**Exercise:**
Copy each line that has the string "these" somewhere in it.

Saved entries
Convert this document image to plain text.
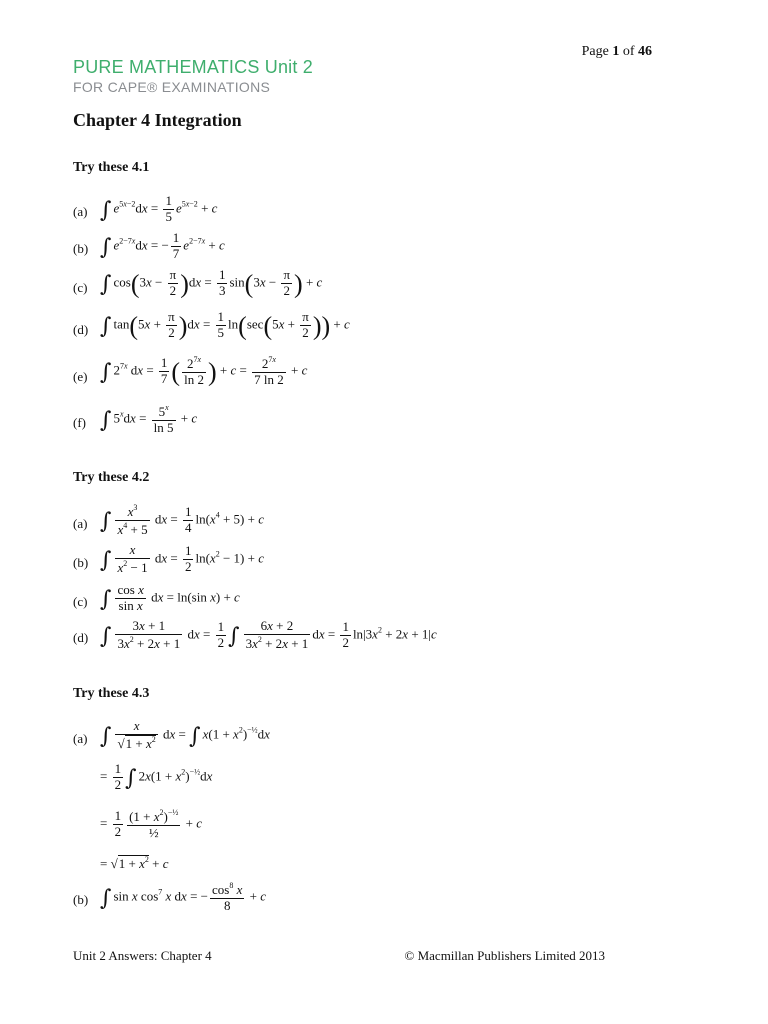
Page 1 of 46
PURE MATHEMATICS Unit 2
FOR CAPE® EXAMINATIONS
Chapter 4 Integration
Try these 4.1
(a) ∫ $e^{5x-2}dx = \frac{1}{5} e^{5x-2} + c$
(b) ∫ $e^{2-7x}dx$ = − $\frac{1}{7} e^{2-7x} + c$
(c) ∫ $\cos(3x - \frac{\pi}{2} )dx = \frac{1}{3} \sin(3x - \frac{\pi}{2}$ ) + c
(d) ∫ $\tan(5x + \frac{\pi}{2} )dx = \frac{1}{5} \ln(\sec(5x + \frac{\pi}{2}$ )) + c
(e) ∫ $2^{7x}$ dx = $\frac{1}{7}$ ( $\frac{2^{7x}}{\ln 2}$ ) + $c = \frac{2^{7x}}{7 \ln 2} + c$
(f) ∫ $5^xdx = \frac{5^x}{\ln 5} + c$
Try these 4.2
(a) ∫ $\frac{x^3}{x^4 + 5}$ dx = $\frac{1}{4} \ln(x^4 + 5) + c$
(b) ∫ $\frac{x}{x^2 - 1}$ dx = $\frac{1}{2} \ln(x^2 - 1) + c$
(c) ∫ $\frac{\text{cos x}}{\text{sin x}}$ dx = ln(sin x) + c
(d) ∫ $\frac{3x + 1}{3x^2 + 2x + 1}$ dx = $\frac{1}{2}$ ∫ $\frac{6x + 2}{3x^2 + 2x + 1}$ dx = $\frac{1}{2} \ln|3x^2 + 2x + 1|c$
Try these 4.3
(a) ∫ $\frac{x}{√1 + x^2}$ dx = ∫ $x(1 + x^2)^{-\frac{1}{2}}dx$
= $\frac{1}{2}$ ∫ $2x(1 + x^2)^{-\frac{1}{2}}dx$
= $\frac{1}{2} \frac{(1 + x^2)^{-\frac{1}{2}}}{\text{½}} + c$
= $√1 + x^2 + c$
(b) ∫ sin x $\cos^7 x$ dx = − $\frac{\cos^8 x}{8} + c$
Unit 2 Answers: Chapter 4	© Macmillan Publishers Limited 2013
--
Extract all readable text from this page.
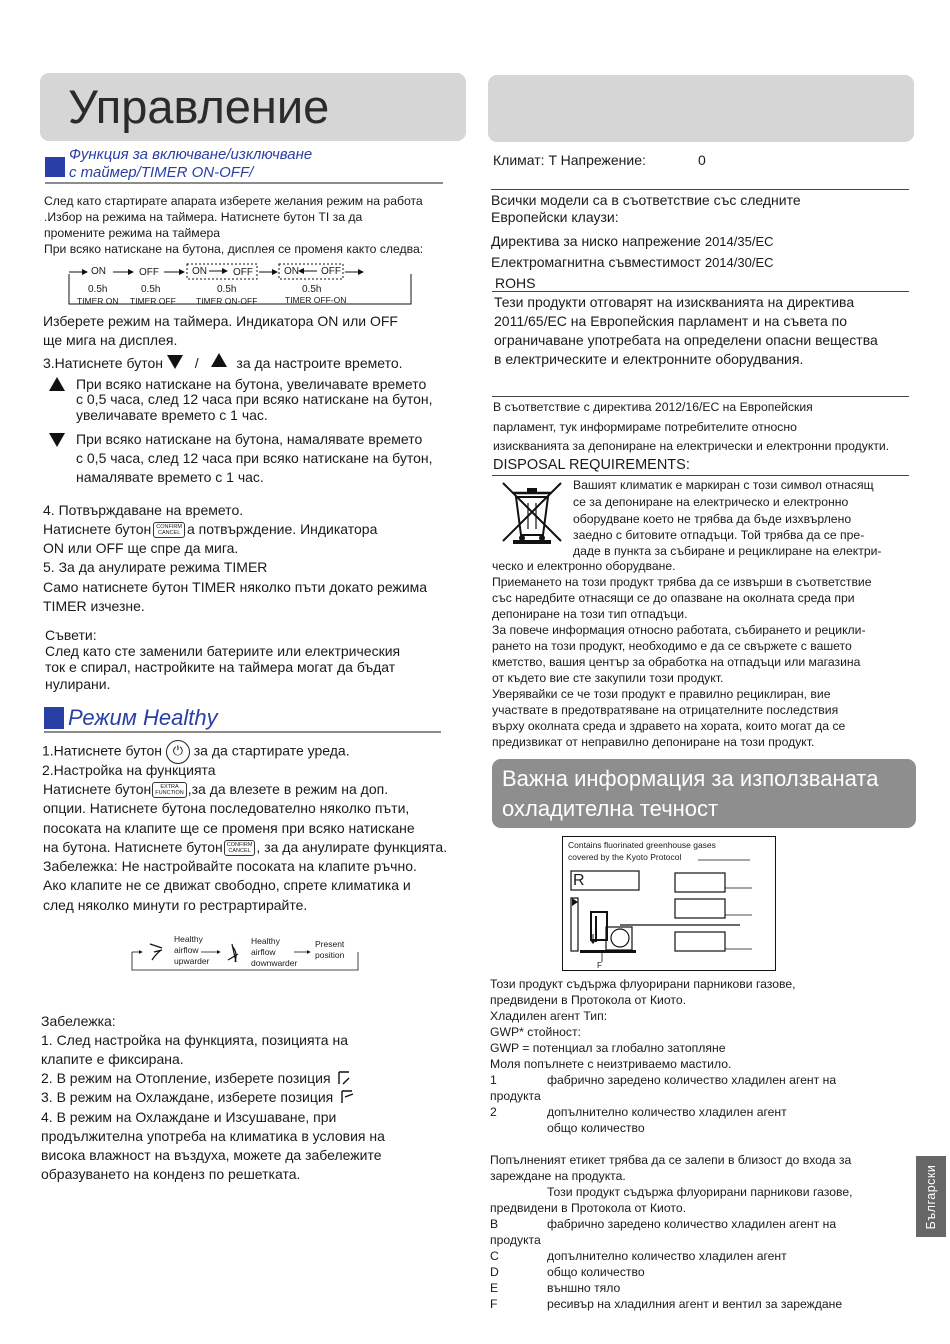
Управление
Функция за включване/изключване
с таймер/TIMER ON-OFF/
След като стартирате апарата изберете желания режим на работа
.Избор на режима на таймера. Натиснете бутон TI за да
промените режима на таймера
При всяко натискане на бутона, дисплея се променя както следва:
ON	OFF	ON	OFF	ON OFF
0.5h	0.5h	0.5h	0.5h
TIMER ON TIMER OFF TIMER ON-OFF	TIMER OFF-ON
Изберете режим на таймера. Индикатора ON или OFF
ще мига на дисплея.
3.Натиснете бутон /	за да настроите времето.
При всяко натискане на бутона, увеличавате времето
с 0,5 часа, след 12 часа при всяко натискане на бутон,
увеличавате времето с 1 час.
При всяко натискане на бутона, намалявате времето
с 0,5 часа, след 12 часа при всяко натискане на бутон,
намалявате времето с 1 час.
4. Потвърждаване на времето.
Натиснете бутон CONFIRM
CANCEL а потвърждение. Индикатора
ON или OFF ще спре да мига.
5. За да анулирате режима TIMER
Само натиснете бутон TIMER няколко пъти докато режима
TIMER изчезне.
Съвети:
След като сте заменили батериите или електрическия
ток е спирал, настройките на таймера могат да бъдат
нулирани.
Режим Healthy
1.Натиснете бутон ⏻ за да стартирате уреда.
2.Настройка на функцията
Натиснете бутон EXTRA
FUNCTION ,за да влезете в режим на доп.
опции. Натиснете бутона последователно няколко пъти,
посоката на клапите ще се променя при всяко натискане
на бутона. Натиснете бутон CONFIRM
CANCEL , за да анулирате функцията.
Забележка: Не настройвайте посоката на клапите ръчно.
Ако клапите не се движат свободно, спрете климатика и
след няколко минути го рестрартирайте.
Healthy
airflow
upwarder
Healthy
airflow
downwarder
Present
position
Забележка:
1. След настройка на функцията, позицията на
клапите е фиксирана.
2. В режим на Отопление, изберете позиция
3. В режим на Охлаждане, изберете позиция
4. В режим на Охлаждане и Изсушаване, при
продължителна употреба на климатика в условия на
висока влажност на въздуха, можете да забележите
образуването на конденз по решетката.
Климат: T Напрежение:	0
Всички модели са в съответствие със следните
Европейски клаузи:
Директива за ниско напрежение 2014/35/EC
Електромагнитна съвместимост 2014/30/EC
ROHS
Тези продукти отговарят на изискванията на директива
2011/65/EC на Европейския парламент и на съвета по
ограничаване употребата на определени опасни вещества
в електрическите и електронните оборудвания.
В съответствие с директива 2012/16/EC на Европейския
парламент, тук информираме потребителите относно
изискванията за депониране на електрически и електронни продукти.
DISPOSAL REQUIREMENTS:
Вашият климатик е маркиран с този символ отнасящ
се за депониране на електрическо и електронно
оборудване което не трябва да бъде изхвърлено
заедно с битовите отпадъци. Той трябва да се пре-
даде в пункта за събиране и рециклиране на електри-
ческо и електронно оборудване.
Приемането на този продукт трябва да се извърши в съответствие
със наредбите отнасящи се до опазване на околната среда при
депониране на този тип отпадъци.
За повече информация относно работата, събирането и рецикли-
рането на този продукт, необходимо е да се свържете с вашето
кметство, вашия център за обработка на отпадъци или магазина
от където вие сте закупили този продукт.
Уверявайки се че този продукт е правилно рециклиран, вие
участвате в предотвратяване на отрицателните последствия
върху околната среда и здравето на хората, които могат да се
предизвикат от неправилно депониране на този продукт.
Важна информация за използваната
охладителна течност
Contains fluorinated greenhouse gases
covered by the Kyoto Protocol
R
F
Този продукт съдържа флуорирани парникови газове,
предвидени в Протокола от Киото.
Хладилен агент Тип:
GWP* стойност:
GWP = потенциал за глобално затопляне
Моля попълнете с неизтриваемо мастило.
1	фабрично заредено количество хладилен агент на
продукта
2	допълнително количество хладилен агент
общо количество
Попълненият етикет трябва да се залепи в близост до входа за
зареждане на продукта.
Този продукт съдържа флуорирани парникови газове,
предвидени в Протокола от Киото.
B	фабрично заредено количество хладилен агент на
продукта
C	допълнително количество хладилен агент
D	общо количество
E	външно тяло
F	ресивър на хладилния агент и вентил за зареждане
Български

**Solution below:**
Try these 4.1
Try these 4.2
Try these 4.3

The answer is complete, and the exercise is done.